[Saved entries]
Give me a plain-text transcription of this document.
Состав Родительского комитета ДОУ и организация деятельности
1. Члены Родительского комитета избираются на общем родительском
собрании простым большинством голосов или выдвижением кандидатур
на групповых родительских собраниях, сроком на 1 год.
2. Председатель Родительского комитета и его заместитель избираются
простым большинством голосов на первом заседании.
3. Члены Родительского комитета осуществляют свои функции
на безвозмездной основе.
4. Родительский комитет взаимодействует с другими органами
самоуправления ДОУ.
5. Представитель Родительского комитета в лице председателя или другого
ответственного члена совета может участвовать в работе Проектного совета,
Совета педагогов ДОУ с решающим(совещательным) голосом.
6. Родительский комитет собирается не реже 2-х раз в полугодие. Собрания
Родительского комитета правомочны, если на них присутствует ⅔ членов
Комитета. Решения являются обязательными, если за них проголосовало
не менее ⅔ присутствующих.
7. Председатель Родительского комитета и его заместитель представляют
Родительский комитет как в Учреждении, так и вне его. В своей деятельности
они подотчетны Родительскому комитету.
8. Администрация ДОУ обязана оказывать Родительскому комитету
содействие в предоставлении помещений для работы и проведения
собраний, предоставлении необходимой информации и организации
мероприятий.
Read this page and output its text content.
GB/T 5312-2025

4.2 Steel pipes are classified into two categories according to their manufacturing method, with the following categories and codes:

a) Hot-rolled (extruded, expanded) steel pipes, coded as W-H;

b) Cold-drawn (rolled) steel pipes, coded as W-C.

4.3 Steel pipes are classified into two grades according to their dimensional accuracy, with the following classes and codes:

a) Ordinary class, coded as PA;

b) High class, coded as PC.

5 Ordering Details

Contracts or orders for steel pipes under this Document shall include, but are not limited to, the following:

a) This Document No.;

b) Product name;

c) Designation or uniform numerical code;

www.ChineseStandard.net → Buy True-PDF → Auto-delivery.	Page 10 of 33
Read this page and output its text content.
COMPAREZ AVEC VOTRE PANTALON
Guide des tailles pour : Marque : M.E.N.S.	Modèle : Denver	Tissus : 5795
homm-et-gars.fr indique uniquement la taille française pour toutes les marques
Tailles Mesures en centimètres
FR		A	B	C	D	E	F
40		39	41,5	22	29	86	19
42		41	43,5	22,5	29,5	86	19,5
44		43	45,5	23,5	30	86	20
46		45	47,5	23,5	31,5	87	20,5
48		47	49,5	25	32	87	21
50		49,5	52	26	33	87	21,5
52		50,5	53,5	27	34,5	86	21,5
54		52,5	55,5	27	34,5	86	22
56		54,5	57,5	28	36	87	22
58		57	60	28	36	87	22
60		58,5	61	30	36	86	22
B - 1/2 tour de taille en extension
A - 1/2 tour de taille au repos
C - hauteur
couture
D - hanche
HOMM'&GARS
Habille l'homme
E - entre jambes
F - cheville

EXERCISE TASK
Repeat the entries shown above, every one, word for word.

FINAL ANSWER
Give me a plain-text transcription of this document.
Состав Родительского комитета ДОУ и организация деятельности
1. Члены Родительского комитета избираются на общем родительском
собрании простым большинством голосов или выдвижением кандидатур
на групповых родительских собраниях, сроком на 1 год.
2. Председатель Родительского комитета и его заместитель избираются
простым большинством голосов на первом заседании.
3. Члены Родительского комитета осуществляют свои функции
на безвозмездной основе.
4. Родительский комитет взаимодействует с другими органами
самоуправления ДОУ.
5. Представитель Родительского комитета в лице председателя или другого
ответственного члена совета может участвовать в работе Проектного совета,
Совета педагогов ДОУ с решающим(совещательным) голосом.
6. Родительский комитет собирается не реже 2-х раз в полугодие. Собрания
Родительского комитета правомочны, если на них присутствует ⅔ членов
Комитета. Решения являются обязательными, если за них проголосовало
не менее ⅔ присутствующих.
7. Председатель Родительского комитета и его заместитель представляют
Родительский комитет как в Учреждении, так и вне его. В своей деятельности
они подотчетны Родительскому комитету.
8. Администрация ДОУ обязана оказывать Родительскому комитету
содействие в предоставлении помещений для работы и проведения
собраний, предоставлении необходимой информации и организации
мероприятий.
Read this page and output its text content.
GB/T 5312-2025

4.2 Steel pipes are classified into two categories according to their manufacturing method, with the following categories and codes:

a) Hot-rolled (extruded, expanded) steel pipes, coded as W-H;

b) Cold-drawn (rolled) steel pipes, coded as W-C.

4.3 Steel pipes are classified into two grades according to their dimensional accuracy, with the following classes and codes:

a) Ordinary class, coded as PA;

b) High class, coded as PC.

5 Ordering Details

Contracts or orders for steel pipes under this Document shall include, but are not limited to, the following:

a) This Document No.;

b) Product name;

c) Designation or uniform numerical code;

www.ChineseStandard.net → Buy True-PDF → Auto-delivery.	Page 10 of 33
Read this page and output its text content.
COMPAREZ AVEC VOTRE PANTALON
Guide des tailles pour : Marque : M.E.N.S.	Modèle : Denver	Tissus : 5795
homm-et-gars.fr indique uniquement la taille française pour toutes les marques
Tailles Mesures en centimètres
FR		A	B	C	D	E	F
40		39	41,5	22	29	86	19
42		41	43,5	22,5	29,5	86	19,5
44		43	45,5	23,5	30	86	20
46		45	47,5	23,5	31,5	87	20,5
48		47	49,5	25	32	87	21
50		49,5	52	26	33	87	21,5
52		50,5	53,5	27	34,5	86	21,5
54		52,5	55,5	27	34,5	86	22
56		54,5	57,5	28	36	87	22
58		57	60	28	36	87	22
60		58,5	61	30	36	86	22
B - 1/2 tour de taille en extension
A - 1/2 tour de taille au repos
C - hauteur
couture
D - hanche
HOMM'&GARS
Habille l'homme
E - entre jambes
F - cheville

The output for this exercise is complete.